▶ [The request]: Quote the listing in full, exactly as given, minus any pictures.

▶ [Material provided]:
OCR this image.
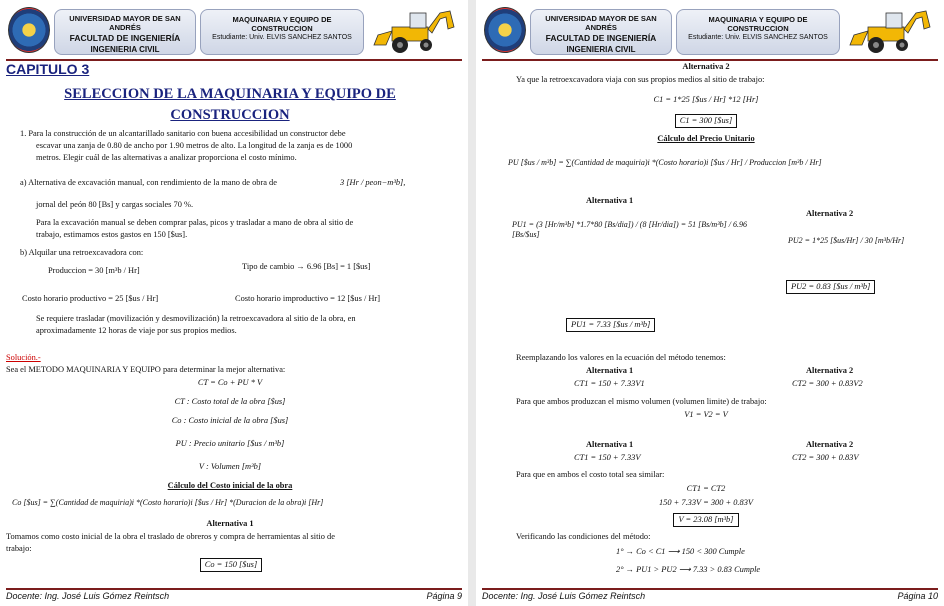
UNIVERSIDAD MAYOR DE SAN ANDRÉS
FACULTAD DE INGENIERÍA
INGENIERIA CIVIL
MAQUINARIA Y EQUIPO DE
CONSTRUCCION
Estudiante: Univ. ELVIS SANCHEZ SANTOS
CAPITULO 3
SELECCION DE LA MAQUINARIA Y EQUIPO DE
CONSTRUCCION
1. Para la construcción de un alcantarillado sanitario con buena accesibilidad un constructor debe
escavar una zanja de 0.80 de ancho por 1.90 metros de alto. La longitud de la zanja es de 1000
metros. Elegir cuál de las alternativas a analizar proporciona el costo mínimo.
a) Alternativa de excavación manual, con rendimiento de la mano de obra de	3 [Hr / peon−m³b],
jornal del peón 80 [Bs] y cargas sociales 70 %.
Para la excavación manual se deben comprar palas, picos y trasladar a mano de obra al sitio de
trabajo, estimamos estos gastos en 150 [$us].
b) Alquilar una retroexcavadora con:
Produccion = 30 [m³b / Hr]	Tipo de cambio → 6.96 [Bs] = 1 [$us]
Costo horario productivo = 25 [$us / Hr]	Costo horario improductivo = 12 [$us / Hr]
Se requiere trasladar (movilización y desmovilización) la retroexcavadora al sitio de la obra, en
aproximadamente 12 horas de viaje por sus propios medios.
Solución.-
Sea el METODO MAQUINARIA Y EQUIPO para determinar la mejor alternativa:
CT = Co + PU * V
CT : Costo total de la obra [$us]
Co : Costo inicial de la obra [$us]
PU : Precio unitario [$us / m³b]
V : Volumen [m³b]
Cálculo del Costo inicial de la obra
Co [$us] = ∑(Cantidad de maquiria)i *(Costo horario)i [$us / Hr] *(Duracion de la obra)i [Hr]
Alternativa 1
Tomamos como costo inicial de la obra el traslado de obreros y compra de herramientas al sitio de
trabajo:
Co = 150 [$us]
Docente: Ing. José Luis Gómez Reintsch	Página 9
UNIVERSIDAD MAYOR DE SAN ANDRÉS
FACULTAD DE INGENIERÍA
INGENIERIA CIVIL
MAQUINARIA Y EQUIPO DE
CONSTRUCCION
Estudiante: Univ. ELVIS SANCHEZ SANTOS
Alternativa 2
Ya que la retroexcavadora viaja con sus propios medios al sitio de trabajo:
C1 = 1*25 [$us / Hr] *12 [Hr]
C1 = 300 [$us]
Cálculo del Precio Unitario
PU [$us / m³b] = ∑(Cantidad de maquiria)i *(Costo horario)i [$us / Hr] / Produccion [m³b / Hr]
Alternativa 1
Alternativa 2
PU1 = (3 [Hr/m³b] *1.7*80 [Bs/dia]) / (8 [Hr/dia]) = 51 [Bs/m³b] / 6.96 [Bs/$us]
PU2 = 1*25 [$us/Hr] / 30 [m³b/Hr]
PU2 = 0.83 [$us / m³b]
PU1 = 7.33 [$us / m³b]
Reemplazando los valores en la ecuación del método tenemos:
Alternativa 1	Alternativa 2
CT1 = 150 + 7.33V1	CT2 = 300 + 0.83V2
Para que ambos produzcan el mismo volumen (volumen limite) de trabajo:
V1 = V2 = V
Alternativa 1	Alternativa 2
CT1 = 150 + 7.33V	CT2 = 300 + 0.83V
Para que en ambos el costo total sea similar:
CT1 = CT2
150 + 7.33V = 300 + 0.83V
V = 23.08 [m³b]
Verificando las condiciones del método:
1° → Co < C1 ⟶ 150 < 300 Cumple
2° → PU1 > PU2 ⟶ 7.33 > 0.83 Cumple
Docente: Ing. José Luis Gómez Reintsch	Página 10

▶ [The output]:
OCR this image.
UNIVERSIDAD MAYOR DE SAN ANDRÉS
FACULTAD DE INGENIERÍA
INGENIERIA CIVIL
MAQUINARIA Y EQUIPO DE
CONSTRUCCION
Estudiante: Univ. ELVIS SANCHEZ SANTOS
CAPITULO 3
SELECCION DE LA MAQUINARIA Y EQUIPO DE
CONSTRUCCION
1. Para la construcción de un alcantarillado sanitario con buena accesibilidad un constructor debe
escavar una zanja de 0.80 de ancho por 1.90 metros de alto. La longitud de la zanja es de 1000
metros. Elegir cuál de las alternativas a analizar proporciona el costo mínimo.
a) Alternativa de excavación manual, con rendimiento de la mano de obra de	3 [Hr / peon−m³b],
jornal del peón 80 [Bs] y cargas sociales 70 %.
Para la excavación manual se deben comprar palas, picos y trasladar a mano de obra al sitio de
trabajo, estimamos estos gastos en 150 [$us].
b) Alquilar una retroexcavadora con:
Produccion = 30 [m³b / Hr]	Tipo de cambio → 6.96 [Bs] = 1 [$us]
Costo horario productivo = 25 [$us / Hr]	Costo horario improductivo = 12 [$us / Hr]
Se requiere trasladar (movilización y desmovilización) la retroexcavadora al sitio de la obra, en
aproximadamente 12 horas de viaje por sus propios medios.
Solución.-
Sea el METODO MAQUINARIA Y EQUIPO para determinar la mejor alternativa:
CT = Co + PU * V
CT : Costo total de la obra [$us]
Co : Costo inicial de la obra [$us]
PU : Precio unitario [$us / m³b]
V : Volumen [m³b]
Cálculo del Costo inicial de la obra
Co [$us] = ∑(Cantidad de maquiria)i *(Costo horario)i [$us / Hr] *(Duracion de la obra)i [Hr]
Alternativa 1
Tomamos como costo inicial de la obra el traslado de obreros y compra de herramientas al sitio de
trabajo:
Co = 150 [$us]
Docente: Ing. José Luis Gómez Reintsch	Página 9
UNIVERSIDAD MAYOR DE SAN ANDRÉS
FACULTAD DE INGENIERÍA
INGENIERIA CIVIL
MAQUINARIA Y EQUIPO DE
CONSTRUCCION
Estudiante: Univ. ELVIS SANCHEZ SANTOS
Alternativa 2
Ya que la retroexcavadora viaja con sus propios medios al sitio de trabajo:
C1 = 1*25 [$us / Hr] *12 [Hr]
C1 = 300 [$us]
Cálculo del Precio Unitario
PU [$us / m³b] = ∑(Cantidad de maquiria)i *(Costo horario)i [$us / Hr] / Produccion [m³b / Hr]
Alternativa 1
Alternativa 2
PU1 = (3 [Hr/m³b] *1.7*80 [Bs/dia]) / (8 [Hr/dia]) = 51 [Bs/m³b] / 6.96 [Bs/$us]
PU2 = 1*25 [$us/Hr] / 30 [m³b/Hr]
PU2 = 0.83 [$us / m³b]
PU1 = 7.33 [$us / m³b]
Reemplazando los valores en la ecuación del método tenemos:
Alternativa 1	Alternativa 2
CT1 = 150 + 7.33V1	CT2 = 300 + 0.83V2
Para que ambos produzcan el mismo volumen (volumen limite) de trabajo:
V1 = V2 = V
Alternativa 1	Alternativa 2
CT1 = 150 + 7.33V	CT2 = 300 + 0.83V
Para que en ambos el costo total sea similar:
CT1 = CT2
150 + 7.33V = 300 + 0.83V
V = 23.08 [m³b]
Verificando las condiciones del método:
1° → Co < C1 ⟶ 150 < 300 Cumple
2° → PU1 > PU2 ⟶ 7.33 > 0.83 Cumple
Docente: Ing. José Luis Gómez Reintsch	Página 10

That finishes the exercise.